§ **Task**
State the number of lines where "STOXX" appears. Add nothing else.

§ **Given records**
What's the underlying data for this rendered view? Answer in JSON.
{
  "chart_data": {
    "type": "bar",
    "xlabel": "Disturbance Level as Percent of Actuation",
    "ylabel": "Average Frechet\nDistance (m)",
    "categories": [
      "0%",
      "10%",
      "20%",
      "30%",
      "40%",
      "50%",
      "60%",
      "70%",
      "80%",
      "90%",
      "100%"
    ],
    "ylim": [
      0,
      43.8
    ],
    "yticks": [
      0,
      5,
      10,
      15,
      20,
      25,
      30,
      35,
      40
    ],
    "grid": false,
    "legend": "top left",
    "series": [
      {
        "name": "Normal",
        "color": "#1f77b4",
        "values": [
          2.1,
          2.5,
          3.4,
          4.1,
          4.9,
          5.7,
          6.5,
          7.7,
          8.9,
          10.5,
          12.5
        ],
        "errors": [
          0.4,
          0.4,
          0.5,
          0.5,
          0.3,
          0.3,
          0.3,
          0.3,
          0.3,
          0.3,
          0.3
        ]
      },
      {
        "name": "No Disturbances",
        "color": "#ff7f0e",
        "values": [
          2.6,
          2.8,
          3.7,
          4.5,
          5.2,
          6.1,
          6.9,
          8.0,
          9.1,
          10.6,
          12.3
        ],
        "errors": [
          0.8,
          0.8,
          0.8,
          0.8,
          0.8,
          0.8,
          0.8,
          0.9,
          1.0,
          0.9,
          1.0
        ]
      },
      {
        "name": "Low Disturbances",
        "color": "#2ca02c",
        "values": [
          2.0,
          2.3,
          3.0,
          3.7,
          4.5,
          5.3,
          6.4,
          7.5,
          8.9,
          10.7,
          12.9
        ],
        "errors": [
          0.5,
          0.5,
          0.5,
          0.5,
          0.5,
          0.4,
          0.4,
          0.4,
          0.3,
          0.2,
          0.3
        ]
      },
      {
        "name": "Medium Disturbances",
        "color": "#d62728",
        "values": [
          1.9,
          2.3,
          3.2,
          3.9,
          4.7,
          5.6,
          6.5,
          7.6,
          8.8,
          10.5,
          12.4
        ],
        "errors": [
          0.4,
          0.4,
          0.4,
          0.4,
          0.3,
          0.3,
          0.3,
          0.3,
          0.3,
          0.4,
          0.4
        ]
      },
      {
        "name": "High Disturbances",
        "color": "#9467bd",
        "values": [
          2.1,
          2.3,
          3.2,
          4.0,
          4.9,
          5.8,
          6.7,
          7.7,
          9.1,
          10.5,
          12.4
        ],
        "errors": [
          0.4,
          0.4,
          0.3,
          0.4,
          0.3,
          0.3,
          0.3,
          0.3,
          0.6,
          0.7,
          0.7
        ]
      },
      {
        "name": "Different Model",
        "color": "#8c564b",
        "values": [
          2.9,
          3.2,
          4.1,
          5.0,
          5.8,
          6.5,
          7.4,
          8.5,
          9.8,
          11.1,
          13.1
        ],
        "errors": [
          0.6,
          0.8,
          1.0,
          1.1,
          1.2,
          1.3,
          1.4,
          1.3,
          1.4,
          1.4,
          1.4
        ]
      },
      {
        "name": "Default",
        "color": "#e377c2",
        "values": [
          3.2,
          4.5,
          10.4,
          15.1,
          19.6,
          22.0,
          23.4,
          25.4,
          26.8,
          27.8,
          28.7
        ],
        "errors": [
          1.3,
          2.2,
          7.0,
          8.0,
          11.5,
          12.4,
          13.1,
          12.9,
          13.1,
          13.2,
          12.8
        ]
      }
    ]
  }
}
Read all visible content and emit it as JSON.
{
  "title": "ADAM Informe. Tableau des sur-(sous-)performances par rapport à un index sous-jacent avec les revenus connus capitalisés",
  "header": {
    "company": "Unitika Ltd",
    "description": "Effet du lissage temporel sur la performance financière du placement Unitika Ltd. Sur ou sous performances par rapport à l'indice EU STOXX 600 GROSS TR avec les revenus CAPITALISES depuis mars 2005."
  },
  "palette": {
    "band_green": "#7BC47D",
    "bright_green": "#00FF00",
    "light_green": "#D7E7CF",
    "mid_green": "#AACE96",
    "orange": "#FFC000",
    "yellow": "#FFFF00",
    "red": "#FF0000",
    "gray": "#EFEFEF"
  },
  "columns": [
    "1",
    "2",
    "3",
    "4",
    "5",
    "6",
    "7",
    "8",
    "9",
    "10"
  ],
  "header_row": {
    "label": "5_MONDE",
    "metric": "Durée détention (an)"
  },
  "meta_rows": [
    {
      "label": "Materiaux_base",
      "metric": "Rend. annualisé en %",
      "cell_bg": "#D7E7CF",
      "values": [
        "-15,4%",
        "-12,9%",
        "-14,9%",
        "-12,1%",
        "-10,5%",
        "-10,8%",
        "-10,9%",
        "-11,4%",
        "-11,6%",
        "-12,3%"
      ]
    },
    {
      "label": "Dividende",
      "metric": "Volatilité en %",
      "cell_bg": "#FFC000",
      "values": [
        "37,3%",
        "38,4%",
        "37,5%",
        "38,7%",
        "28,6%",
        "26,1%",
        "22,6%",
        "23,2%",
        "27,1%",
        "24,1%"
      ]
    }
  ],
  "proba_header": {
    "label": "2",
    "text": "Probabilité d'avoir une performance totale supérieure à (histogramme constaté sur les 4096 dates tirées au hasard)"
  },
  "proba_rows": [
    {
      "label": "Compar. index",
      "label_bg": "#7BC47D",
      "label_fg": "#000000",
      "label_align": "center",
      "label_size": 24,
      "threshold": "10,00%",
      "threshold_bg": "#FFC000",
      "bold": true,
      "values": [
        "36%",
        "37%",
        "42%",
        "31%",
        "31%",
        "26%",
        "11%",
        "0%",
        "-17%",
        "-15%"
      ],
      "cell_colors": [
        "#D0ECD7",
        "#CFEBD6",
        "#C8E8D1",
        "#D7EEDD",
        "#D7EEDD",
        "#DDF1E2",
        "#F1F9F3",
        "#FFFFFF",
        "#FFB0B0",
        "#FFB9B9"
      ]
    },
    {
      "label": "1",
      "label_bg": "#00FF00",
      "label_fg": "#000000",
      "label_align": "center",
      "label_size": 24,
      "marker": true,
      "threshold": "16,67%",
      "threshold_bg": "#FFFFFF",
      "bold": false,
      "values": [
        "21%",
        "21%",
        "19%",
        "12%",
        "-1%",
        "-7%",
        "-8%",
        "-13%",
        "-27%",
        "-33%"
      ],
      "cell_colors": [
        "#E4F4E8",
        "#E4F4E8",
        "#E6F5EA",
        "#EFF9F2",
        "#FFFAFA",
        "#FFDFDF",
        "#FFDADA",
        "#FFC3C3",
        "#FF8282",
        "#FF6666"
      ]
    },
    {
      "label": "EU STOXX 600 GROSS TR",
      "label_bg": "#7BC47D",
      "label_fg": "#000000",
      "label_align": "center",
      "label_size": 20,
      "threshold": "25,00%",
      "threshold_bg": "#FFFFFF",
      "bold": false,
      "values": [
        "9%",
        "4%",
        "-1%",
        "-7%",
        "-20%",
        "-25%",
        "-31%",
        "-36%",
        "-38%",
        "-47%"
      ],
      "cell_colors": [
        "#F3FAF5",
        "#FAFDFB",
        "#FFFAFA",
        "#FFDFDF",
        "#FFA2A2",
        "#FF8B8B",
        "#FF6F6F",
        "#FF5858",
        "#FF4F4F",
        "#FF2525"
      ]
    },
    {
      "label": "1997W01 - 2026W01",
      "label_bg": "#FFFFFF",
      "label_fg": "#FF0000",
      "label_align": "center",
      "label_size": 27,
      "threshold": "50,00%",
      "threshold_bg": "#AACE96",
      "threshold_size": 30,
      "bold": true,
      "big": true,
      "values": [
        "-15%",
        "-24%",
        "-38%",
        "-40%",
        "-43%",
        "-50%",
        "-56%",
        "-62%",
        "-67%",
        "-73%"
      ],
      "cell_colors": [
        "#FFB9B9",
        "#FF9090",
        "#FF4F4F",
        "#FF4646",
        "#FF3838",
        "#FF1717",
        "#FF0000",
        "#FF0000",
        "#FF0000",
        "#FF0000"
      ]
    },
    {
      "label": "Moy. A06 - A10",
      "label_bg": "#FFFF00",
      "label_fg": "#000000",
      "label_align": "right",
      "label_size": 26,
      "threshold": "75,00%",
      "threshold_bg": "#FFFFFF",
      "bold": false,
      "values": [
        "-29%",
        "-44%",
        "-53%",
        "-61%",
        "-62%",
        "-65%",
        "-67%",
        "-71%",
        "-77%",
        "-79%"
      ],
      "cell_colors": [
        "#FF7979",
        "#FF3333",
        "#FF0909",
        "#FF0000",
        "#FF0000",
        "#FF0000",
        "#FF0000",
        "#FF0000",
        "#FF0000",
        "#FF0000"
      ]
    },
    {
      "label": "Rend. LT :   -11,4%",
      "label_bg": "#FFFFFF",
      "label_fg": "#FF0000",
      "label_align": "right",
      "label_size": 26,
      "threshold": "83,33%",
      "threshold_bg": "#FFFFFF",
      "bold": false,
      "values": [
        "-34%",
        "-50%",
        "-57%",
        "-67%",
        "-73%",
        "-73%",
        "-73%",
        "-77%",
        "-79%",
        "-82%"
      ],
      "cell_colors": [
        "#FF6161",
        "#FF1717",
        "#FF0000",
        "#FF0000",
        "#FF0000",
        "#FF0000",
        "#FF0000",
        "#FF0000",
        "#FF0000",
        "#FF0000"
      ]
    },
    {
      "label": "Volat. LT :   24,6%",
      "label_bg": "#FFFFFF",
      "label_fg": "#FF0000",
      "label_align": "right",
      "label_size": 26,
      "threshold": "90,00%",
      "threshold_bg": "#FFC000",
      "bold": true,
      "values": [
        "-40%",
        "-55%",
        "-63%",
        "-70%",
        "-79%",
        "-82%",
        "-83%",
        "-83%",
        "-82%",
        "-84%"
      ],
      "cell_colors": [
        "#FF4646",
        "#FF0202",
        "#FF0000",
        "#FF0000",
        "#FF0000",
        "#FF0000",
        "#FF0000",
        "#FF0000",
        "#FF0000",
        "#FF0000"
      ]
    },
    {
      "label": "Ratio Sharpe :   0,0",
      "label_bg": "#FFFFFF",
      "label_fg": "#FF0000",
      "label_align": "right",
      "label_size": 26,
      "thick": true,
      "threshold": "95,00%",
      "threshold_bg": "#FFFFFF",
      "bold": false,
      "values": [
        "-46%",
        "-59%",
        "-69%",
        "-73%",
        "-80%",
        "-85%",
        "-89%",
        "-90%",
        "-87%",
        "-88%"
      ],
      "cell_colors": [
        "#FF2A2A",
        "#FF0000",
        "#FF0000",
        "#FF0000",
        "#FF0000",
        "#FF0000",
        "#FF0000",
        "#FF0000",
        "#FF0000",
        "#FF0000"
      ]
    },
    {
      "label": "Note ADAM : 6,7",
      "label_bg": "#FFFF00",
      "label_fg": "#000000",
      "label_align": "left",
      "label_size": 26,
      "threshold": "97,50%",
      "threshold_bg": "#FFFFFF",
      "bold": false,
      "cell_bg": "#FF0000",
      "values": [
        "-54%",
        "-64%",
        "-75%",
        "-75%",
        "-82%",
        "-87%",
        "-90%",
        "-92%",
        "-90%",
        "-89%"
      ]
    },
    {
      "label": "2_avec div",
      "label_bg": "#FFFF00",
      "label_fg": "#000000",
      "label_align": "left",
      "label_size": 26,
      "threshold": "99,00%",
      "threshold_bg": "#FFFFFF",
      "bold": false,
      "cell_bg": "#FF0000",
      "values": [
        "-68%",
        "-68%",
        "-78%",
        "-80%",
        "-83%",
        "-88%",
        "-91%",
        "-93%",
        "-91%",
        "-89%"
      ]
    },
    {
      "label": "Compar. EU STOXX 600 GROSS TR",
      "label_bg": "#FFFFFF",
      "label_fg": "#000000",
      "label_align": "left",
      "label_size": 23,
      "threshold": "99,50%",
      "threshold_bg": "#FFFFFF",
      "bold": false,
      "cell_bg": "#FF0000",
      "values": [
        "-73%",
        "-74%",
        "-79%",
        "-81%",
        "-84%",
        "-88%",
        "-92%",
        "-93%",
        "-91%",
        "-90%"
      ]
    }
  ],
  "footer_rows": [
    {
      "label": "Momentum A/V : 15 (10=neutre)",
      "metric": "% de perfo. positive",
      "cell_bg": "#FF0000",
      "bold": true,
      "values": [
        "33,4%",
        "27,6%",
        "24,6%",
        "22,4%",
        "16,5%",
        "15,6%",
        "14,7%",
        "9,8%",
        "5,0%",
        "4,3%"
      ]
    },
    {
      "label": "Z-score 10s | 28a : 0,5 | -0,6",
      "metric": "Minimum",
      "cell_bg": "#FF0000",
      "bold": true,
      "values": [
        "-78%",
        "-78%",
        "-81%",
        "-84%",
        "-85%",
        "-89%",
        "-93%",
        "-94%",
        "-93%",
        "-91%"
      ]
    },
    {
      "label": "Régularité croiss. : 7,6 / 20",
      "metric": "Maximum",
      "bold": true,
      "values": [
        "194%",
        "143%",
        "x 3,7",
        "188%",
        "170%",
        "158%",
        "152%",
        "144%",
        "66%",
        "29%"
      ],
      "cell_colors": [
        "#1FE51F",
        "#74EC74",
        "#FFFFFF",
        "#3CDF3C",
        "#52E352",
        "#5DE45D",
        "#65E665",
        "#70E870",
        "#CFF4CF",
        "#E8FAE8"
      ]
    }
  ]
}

§ **Reply to the exercise**
3